## Exercise
All of the data needs to be repeated exactly.

— Start Source data —

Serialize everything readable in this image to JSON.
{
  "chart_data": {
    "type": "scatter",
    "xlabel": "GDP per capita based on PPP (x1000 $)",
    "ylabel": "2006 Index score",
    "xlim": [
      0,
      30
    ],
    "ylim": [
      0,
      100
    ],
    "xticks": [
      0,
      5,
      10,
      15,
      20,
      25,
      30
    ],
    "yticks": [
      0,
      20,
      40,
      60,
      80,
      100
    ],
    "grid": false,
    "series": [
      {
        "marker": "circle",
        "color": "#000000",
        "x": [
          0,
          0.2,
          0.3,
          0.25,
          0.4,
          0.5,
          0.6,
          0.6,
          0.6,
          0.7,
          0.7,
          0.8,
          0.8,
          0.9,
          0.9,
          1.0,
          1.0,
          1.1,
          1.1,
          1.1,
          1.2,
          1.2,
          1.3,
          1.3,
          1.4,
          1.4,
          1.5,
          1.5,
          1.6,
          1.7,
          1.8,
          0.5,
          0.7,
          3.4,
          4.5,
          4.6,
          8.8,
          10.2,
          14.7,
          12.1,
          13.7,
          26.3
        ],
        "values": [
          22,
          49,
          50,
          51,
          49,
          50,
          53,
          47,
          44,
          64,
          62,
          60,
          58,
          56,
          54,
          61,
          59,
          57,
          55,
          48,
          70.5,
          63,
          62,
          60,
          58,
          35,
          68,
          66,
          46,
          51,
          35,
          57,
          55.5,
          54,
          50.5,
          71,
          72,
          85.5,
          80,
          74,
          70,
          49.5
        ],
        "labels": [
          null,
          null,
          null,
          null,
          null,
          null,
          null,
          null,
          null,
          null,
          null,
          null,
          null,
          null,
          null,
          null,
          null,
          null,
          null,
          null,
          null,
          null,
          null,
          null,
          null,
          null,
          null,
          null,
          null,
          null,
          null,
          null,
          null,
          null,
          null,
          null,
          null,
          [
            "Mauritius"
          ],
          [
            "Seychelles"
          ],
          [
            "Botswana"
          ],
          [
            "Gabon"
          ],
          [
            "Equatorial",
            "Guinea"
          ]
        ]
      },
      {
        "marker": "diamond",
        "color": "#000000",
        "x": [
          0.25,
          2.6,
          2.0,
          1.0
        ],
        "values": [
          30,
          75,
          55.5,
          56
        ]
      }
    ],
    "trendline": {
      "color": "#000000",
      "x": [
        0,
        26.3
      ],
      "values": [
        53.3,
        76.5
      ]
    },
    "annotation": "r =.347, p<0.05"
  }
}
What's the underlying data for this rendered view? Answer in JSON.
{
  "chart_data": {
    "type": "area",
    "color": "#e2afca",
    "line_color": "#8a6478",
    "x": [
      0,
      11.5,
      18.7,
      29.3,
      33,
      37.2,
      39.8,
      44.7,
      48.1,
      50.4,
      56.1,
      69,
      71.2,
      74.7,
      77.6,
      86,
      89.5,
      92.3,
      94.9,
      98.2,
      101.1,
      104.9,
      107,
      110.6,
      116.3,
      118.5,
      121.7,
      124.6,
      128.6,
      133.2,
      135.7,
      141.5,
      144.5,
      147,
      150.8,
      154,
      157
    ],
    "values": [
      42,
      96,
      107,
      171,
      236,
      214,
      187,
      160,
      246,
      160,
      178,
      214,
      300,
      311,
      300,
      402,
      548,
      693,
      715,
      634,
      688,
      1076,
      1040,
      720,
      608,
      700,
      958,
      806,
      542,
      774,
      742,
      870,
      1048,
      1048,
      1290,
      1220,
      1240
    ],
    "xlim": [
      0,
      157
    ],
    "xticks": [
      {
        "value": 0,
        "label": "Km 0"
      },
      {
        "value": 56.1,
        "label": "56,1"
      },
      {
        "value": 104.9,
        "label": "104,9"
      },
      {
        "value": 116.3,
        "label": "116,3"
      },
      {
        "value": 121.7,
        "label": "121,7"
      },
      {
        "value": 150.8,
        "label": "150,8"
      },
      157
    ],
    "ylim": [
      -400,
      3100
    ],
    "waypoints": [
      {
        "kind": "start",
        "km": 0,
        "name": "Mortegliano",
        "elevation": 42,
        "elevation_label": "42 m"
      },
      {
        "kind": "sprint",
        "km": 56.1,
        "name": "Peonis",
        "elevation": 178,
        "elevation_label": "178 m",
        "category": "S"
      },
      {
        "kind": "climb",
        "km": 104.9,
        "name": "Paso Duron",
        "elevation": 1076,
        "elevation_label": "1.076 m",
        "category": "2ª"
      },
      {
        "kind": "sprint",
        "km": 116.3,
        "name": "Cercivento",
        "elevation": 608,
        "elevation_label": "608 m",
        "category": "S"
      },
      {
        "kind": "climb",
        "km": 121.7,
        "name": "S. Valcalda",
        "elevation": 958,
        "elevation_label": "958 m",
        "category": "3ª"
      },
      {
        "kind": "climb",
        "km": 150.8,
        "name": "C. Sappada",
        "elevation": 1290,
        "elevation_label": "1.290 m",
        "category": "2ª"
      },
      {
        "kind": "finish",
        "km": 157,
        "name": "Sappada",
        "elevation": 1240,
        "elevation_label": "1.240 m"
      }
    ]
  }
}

— End Source data —

## The reply
Serialize everything readable in this image to JSON.
{
  "chart_data": {
    "type": "scatter",
    "xlabel": "GDP per capita based on PPP (x1000 $)",
    "ylabel": "2006 Index score",
    "xlim": [
      0,
      30
    ],
    "ylim": [
      0,
      100
    ],
    "xticks": [
      0,
      5,
      10,
      15,
      20,
      25,
      30
    ],
    "yticks": [
      0,
      20,
      40,
      60,
      80,
      100
    ],
    "grid": false,
    "series": [
      {
        "marker": "circle",
        "color": "#000000",
        "x": [
          0,
          0.2,
          0.3,
          0.25,
          0.4,
          0.5,
          0.6,
          0.6,
          0.6,
          0.7,
          0.7,
          0.8,
          0.8,
          0.9,
          0.9,
          1.0,
          1.0,
          1.1,
          1.1,
          1.1,
          1.2,
          1.2,
          1.3,
          1.3,
          1.4,
          1.4,
          1.5,
          1.5,
          1.6,
          1.7,
          1.8,
          0.5,
          0.7,
          3.4,
          4.5,
          4.6,
          8.8,
          10.2,
          14.7,
          12.1,
          13.7,
          26.3
        ],
        "values": [
          22,
          49,
          50,
          51,
          49,
          50,
          53,
          47,
          44,
          64,
          62,
          60,
          58,
          56,
          54,
          61,
          59,
          57,
          55,
          48,
          70.5,
          63,
          62,
          60,
          58,
          35,
          68,
          66,
          46,
          51,
          35,
          57,
          55.5,
          54,
          50.5,
          71,
          72,
          85.5,
          80,
          74,
          70,
          49.5
        ],
        "labels": [
          null,
          null,
          null,
          null,
          null,
          null,
          null,
          null,
          null,
          null,
          null,
          null,
          null,
          null,
          null,
          null,
          null,
          null,
          null,
          null,
          null,
          null,
          null,
          null,
          null,
          null,
          null,
          null,
          null,
          null,
          null,
          null,
          null,
          null,
          null,
          null,
          null,
          [
            "Mauritius"
          ],
          [
            "Seychelles"
          ],
          [
            "Botswana"
          ],
          [
            "Gabon"
          ],
          [
            "Equatorial",
            "Guinea"
          ]
        ]
      },
      {
        "marker": "diamond",
        "color": "#000000",
        "x": [
          0.25,
          2.6,
          2.0,
          1.0
        ],
        "values": [
          30,
          75,
          55.5,
          56
        ]
      }
    ],
    "trendline": {
      "color": "#000000",
      "x": [
        0,
        26.3
      ],
      "values": [
        53.3,
        76.5
      ]
    },
    "annotation": "r =.347, p<0.05"
  }
}
What's the underlying data for this rendered view? Answer in JSON.
{
  "chart_data": {
    "type": "area",
    "color": "#e2afca",
    "line_color": "#8a6478",
    "x": [
      0,
      11.5,
      18.7,
      29.3,
      33,
      37.2,
      39.8,
      44.7,
      48.1,
      50.4,
      56.1,
      69,
      71.2,
      74.7,
      77.6,
      86,
      89.5,
      92.3,
      94.9,
      98.2,
      101.1,
      104.9,
      107,
      110.6,
      116.3,
      118.5,
      121.7,
      124.6,
      128.6,
      133.2,
      135.7,
      141.5,
      144.5,
      147,
      150.8,
      154,
      157
    ],
    "values": [
      42,
      96,
      107,
      171,
      236,
      214,
      187,
      160,
      246,
      160,
      178,
      214,
      300,
      311,
      300,
      402,
      548,
      693,
      715,
      634,
      688,
      1076,
      1040,
      720,
      608,
      700,
      958,
      806,
      542,
      774,
      742,
      870,
      1048,
      1048,
      1290,
      1220,
      1240
    ],
    "xlim": [
      0,
      157
    ],
    "xticks": [
      {
        "value": 0,
        "label": "Km 0"
      },
      {
        "value": 56.1,
        "label": "56,1"
      },
      {
        "value": 104.9,
        "label": "104,9"
      },
      {
        "value": 116.3,
        "label": "116,3"
      },
      {
        "value": 121.7,
        "label": "121,7"
      },
      {
        "value": 150.8,
        "label": "150,8"
      },
      157
    ],
    "ylim": [
      -400,
      3100
    ],
    "waypoints": [
      {
        "kind": "start",
        "km": 0,
        "name": "Mortegliano",
        "elevation": 42,
        "elevation_label": "42 m"
      },
      {
        "kind": "sprint",
        "km": 56.1,
        "name": "Peonis",
        "elevation": 178,
        "elevation_label": "178 m",
        "category": "S"
      },
      {
        "kind": "climb",
        "km": 104.9,
        "name": "Paso Duron",
        "elevation": 1076,
        "elevation_label": "1.076 m",
        "category": "2ª"
      },
      {
        "kind": "sprint",
        "km": 116.3,
        "name": "Cercivento",
        "elevation": 608,
        "elevation_label": "608 m",
        "category": "S"
      },
      {
        "kind": "climb",
        "km": 121.7,
        "name": "S. Valcalda",
        "elevation": 958,
        "elevation_label": "958 m",
        "category": "3ª"
      },
      {
        "kind": "climb",
        "km": 150.8,
        "name": "C. Sappada",
        "elevation": 1290,
        "elevation_label": "1.290 m",
        "category": "2ª"
      },
      {
        "kind": "finish",
        "km": 157,
        "name": "Sappada",
        "elevation": 1240,
        "elevation_label": "1.240 m"
      }
    ]
  }
}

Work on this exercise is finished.